:: RAW RECORDS

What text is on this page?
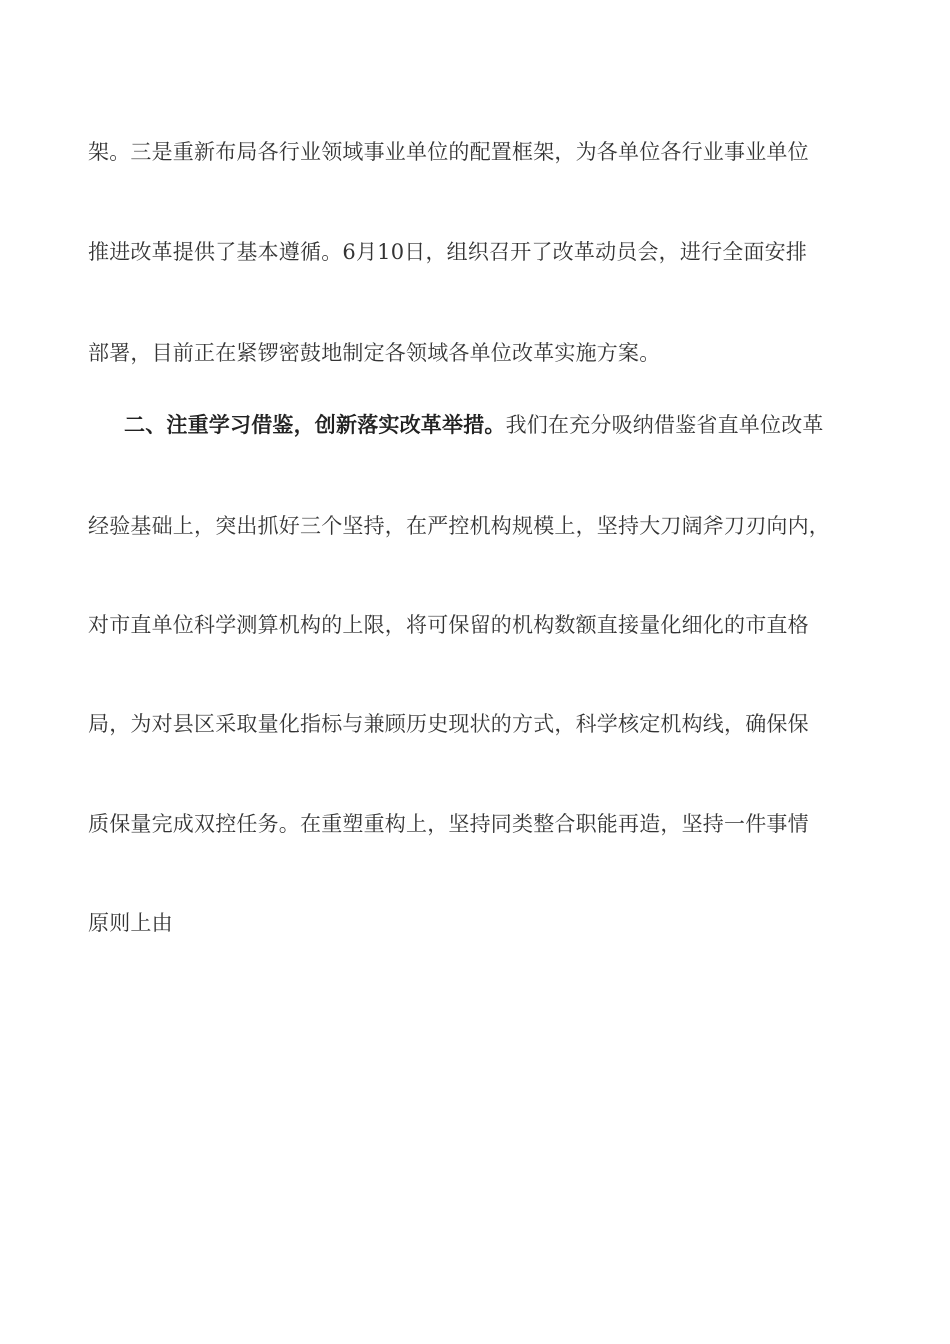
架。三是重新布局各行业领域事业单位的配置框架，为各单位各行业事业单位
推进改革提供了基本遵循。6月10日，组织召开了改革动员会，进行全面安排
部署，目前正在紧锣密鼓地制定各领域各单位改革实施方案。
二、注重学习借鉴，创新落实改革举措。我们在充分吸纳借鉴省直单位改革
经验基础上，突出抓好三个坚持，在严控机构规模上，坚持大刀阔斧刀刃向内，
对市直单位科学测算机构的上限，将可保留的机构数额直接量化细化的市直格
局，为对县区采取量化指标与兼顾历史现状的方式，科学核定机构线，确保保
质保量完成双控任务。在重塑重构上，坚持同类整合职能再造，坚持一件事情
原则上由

::::
:: RAW RECORDS

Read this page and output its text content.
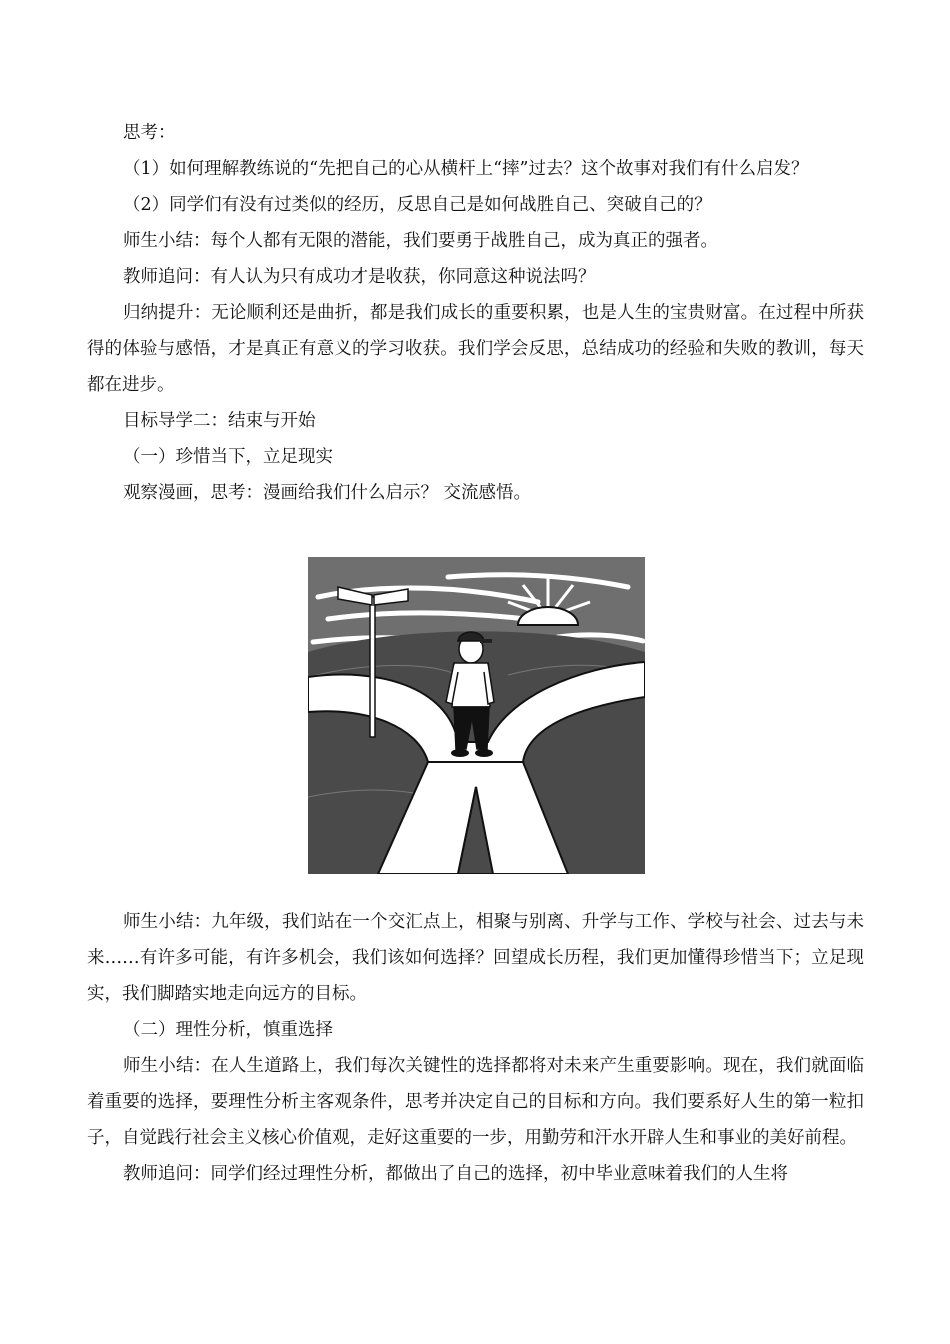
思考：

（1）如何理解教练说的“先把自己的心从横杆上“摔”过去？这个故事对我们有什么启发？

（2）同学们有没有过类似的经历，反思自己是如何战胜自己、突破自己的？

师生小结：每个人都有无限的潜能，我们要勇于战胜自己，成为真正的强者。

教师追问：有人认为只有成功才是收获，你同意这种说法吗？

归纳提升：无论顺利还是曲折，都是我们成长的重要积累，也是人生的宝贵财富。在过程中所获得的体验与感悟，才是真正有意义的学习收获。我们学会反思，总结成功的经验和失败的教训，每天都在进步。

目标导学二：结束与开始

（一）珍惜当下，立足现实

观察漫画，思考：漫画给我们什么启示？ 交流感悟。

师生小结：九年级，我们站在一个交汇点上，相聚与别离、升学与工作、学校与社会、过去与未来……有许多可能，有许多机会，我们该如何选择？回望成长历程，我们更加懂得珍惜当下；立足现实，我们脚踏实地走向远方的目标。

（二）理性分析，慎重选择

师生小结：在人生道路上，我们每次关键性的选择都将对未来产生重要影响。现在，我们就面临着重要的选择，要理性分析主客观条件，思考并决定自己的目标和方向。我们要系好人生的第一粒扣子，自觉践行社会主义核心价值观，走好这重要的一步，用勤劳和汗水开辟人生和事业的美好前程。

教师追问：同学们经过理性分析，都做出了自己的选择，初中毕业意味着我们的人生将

::::
:: RAW RECORDS

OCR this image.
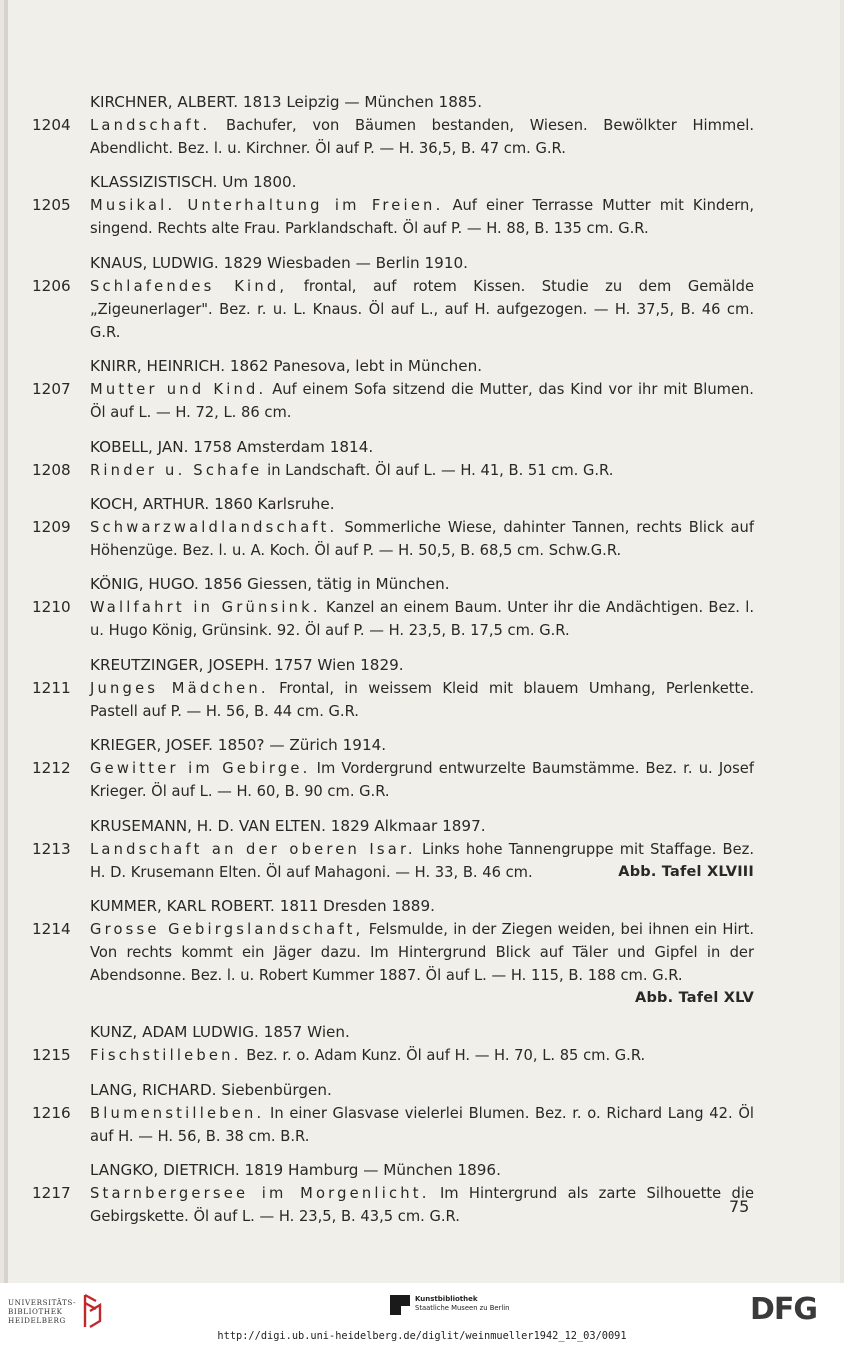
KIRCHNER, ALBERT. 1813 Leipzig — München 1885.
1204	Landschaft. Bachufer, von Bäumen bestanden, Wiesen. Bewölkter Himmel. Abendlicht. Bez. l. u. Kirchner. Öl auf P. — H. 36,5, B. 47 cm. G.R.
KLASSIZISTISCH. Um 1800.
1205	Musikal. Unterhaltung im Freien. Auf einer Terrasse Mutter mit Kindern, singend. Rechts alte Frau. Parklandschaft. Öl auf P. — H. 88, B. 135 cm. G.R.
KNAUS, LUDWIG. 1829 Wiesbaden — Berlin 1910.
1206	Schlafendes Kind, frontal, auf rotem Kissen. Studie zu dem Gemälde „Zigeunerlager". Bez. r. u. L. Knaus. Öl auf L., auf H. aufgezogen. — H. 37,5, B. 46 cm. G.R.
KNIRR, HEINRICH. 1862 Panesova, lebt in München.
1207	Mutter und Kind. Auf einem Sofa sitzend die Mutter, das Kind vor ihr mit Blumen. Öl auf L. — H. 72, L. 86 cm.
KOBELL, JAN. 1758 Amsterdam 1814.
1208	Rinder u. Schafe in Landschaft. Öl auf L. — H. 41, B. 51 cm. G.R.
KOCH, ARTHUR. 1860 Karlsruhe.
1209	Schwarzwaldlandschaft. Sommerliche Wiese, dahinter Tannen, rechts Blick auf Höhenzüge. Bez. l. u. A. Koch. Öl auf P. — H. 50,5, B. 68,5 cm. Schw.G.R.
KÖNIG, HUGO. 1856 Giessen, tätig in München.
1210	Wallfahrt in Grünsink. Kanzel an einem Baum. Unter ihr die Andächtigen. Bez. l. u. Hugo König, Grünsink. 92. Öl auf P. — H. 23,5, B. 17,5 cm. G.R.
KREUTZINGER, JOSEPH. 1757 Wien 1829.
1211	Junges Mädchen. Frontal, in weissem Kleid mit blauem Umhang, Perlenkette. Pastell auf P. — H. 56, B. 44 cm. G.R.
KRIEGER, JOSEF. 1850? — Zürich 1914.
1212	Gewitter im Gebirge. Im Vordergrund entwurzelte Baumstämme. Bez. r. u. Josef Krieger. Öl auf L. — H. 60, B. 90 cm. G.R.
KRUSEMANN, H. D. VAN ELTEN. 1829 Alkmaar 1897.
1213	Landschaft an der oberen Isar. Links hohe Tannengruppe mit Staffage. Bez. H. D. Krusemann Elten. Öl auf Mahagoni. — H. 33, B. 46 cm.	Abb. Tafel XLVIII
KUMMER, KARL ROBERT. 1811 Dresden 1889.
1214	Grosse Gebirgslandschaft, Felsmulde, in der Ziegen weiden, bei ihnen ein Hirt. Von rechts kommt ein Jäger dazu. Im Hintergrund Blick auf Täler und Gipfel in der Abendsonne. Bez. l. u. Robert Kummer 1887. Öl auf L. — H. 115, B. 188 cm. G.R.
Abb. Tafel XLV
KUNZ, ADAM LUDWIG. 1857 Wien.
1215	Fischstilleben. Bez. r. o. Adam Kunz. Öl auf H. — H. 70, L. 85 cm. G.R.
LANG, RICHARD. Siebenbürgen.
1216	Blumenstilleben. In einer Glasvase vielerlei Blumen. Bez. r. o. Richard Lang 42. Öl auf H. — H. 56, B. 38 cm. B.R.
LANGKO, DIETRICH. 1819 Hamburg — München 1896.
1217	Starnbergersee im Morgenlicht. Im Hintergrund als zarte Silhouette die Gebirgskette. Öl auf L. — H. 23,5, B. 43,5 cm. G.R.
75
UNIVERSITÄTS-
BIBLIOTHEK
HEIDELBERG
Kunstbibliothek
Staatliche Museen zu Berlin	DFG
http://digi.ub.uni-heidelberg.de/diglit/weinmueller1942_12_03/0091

::::

*PROBLEM TO WORK ON*.
Work out how many lines in the records above contain the word "LUDWIG", and give only that number.

*ANSWER TO THIS TASK*.
2